Written task
Leaving out the pictures, please retype each record exactly.

%%

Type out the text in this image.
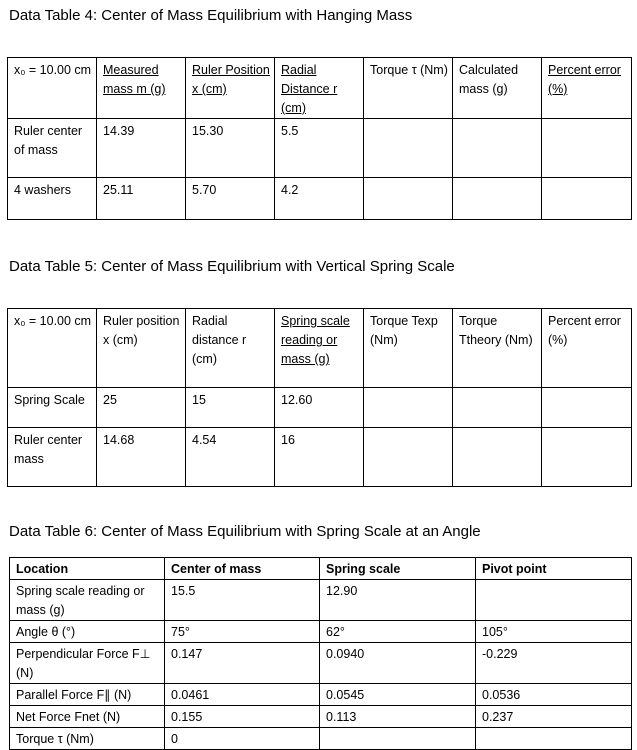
Data Table 4: Center of Mass Equilibrium with Hanging Mass
x₀ = 10.00 cm	Measured mass m (g)	Ruler Position x (cm)	Radial Distance r (cm)	Torque τ (Nm)	Calculated mass (g)	Percent error (%)
Ruler center of mass	14.39	15.30	5.5			
4 washers	25.11	5.70	4.2			
Data Table 5: Center of Mass Equilibrium with Vertical Spring Scale
x₀ = 10.00 cm	Ruler position x (cm)	Radial distance r (cm)	Spring scale reading or mass (g)	Torque Texp (Nm)	Torque Ttheory (Nm)	Percent error (%)
Spring Scale	25	15	12.60			
Ruler center mass	14.68	4.54	16			
Data Table 6: Center of Mass Equilibrium with Spring Scale at an Angle
Location	Center of mass	Spring scale	Pivot point
Spring scale reading or mass (g)	15.5	12.90	
Angle θ (°)	75°	62°	105°
Perpendicular Force F⊥ (N)	0.147	0.0940	-0.229
Parallel Force F∥ (N)	0.0461	0.0545	0.0536
Net Force Fnet (N)	0.155	0.113	0.237
Torque τ (Nm)	0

%%

In response
Type out the text in this image.
Data Table 4: Center of Mass Equilibrium with Hanging Mass
x₀ = 10.00 cm	Measured mass m (g)	Ruler Position x (cm)	Radial Distance r (cm)	Torque τ (Nm)	Calculated mass (g)	Percent error (%)
Ruler center of mass	14.39	15.30	5.5			
4 washers	25.11	5.70	4.2			
Data Table 5: Center of Mass Equilibrium with Vertical Spring Scale
x₀ = 10.00 cm	Ruler position x (cm)	Radial distance r (cm)	Spring scale reading or mass (g)	Torque Texp (Nm)	Torque Ttheory (Nm)	Percent error (%)
Spring Scale	25	15	12.60			
Ruler center mass	14.68	4.54	16			
Data Table 6: Center of Mass Equilibrium with Spring Scale at an Angle
Location	Center of mass	Spring scale	Pivot point
Spring scale reading or mass (g)	15.5	12.90	
Angle θ (°)	75°	62°	105°
Perpendicular Force F⊥ (N)	0.147	0.0940	-0.229
Parallel Force F∥ (N)	0.0461	0.0545	0.0536
Net Force Fnet (N)	0.155	0.113	0.237
Torque τ (Nm)	0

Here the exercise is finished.